===== SOURCE DATA =====
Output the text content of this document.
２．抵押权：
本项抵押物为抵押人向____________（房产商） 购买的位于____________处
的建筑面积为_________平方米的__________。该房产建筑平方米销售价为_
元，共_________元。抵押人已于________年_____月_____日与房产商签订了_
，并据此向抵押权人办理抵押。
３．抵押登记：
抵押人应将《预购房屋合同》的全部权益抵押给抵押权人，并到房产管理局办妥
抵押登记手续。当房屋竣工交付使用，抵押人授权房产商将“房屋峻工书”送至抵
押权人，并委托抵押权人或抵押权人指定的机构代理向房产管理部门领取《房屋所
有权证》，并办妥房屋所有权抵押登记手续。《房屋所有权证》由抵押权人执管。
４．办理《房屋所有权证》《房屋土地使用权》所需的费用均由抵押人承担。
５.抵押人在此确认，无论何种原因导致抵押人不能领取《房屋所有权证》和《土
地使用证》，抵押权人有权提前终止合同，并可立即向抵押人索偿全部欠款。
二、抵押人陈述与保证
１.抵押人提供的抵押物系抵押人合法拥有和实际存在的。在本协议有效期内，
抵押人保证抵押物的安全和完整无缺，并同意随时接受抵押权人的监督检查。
=====
TASK TO CARRY OUT:
Would you restate each of the entries word for word?

RESULT OF THIS EXERCISE:
Output the text content of this document.
２．抵押权：
本项抵押物为抵押人向____________（房产商） 购买的位于____________处
的建筑面积为_________平方米的__________。该房产建筑平方米销售价为_
元，共_________元。抵押人已于________年_____月_____日与房产商签订了_
，并据此向抵押权人办理抵押。
３．抵押登记：
抵押人应将《预购房屋合同》的全部权益抵押给抵押权人，并到房产管理局办妥
抵押登记手续。当房屋竣工交付使用，抵押人授权房产商将“房屋峻工书”送至抵
押权人，并委托抵押权人或抵押权人指定的机构代理向房产管理部门领取《房屋所
有权证》，并办妥房屋所有权抵押登记手续。《房屋所有权证》由抵押权人执管。
４．办理《房屋所有权证》《房屋土地使用权》所需的费用均由抵押人承担。
５.抵押人在此确认，无论何种原因导致抵押人不能领取《房屋所有权证》和《土
地使用证》，抵押权人有权提前终止合同，并可立即向抵押人索偿全部欠款。
二、抵押人陈述与保证
１.抵押人提供的抵押物系抵押人合法拥有和实际存在的。在本协议有效期内，
抵押人保证抵押物的安全和完整无缺，并同意随时接受抵押权人的监督检查。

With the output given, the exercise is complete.